- TO DO:
Make an exact copy of all the entries below, with the pictures left out.

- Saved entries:

::::

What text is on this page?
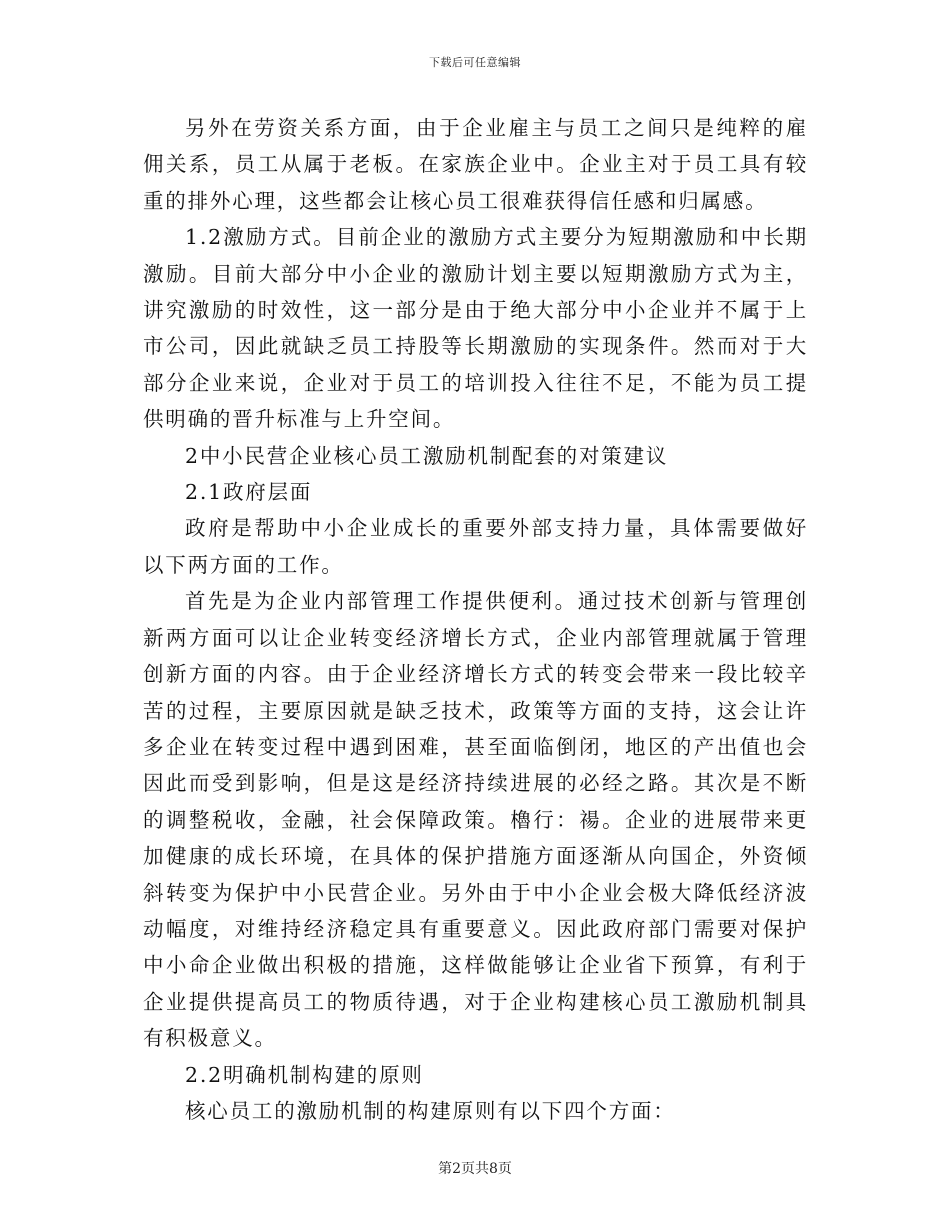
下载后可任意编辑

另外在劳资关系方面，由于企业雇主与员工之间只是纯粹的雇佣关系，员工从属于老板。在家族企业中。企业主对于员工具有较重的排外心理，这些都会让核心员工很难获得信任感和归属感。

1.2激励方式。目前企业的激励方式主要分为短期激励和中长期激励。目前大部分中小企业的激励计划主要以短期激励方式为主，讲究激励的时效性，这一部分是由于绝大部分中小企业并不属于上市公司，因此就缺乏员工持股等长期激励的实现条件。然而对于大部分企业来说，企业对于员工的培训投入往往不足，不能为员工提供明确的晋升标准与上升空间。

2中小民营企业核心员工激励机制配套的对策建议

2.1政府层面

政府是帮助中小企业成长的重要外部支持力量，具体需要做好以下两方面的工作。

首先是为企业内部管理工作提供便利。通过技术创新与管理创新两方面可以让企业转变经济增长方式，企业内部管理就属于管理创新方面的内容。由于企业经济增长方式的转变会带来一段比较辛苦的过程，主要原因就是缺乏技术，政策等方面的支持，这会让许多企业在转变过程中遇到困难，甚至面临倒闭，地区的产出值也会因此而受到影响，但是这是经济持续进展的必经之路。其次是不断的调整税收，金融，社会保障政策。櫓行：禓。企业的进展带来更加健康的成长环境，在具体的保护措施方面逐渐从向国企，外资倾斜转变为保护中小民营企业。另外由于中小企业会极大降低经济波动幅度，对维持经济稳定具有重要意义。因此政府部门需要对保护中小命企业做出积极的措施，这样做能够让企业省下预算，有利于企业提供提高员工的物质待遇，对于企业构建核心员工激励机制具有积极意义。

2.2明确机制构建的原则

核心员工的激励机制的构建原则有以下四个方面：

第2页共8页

::::

- RESULT FOR THIS EXERCISE:
What text is on this page?
下载后可任意编辑

另外在劳资关系方面，由于企业雇主与员工之间只是纯粹的雇佣关系，员工从属于老板。在家族企业中。企业主对于员工具有较重的排外心理，这些都会让核心员工很难获得信任感和归属感。

1.2激励方式。目前企业的激励方式主要分为短期激励和中长期激励。目前大部分中小企业的激励计划主要以短期激励方式为主，讲究激励的时效性，这一部分是由于绝大部分中小企业并不属于上市公司，因此就缺乏员工持股等长期激励的实现条件。然而对于大部分企业来说，企业对于员工的培训投入往往不足，不能为员工提供明确的晋升标准与上升空间。

2中小民营企业核心员工激励机制配套的对策建议

2.1政府层面

政府是帮助中小企业成长的重要外部支持力量，具体需要做好以下两方面的工作。

首先是为企业内部管理工作提供便利。通过技术创新与管理创新两方面可以让企业转变经济增长方式，企业内部管理就属于管理创新方面的内容。由于企业经济增长方式的转变会带来一段比较辛苦的过程，主要原因就是缺乏技术，政策等方面的支持，这会让许多企业在转变过程中遇到困难，甚至面临倒闭，地区的产出值也会因此而受到影响，但是这是经济持续进展的必经之路。其次是不断的调整税收，金融，社会保障政策。櫓行：禓。企业的进展带来更加健康的成长环境，在具体的保护措施方面逐渐从向国企，外资倾斜转变为保护中小民营企业。另外由于中小企业会极大降低经济波动幅度，对维持经济稳定具有重要意义。因此政府部门需要对保护中小命企业做出积极的措施，这样做能够让企业省下预算，有利于企业提供提高员工的物质待遇，对于企业构建核心员工激励机制具有积极意义。

2.2明确机制构建的原则

核心员工的激励机制的构建原则有以下四个方面：

第2页共8页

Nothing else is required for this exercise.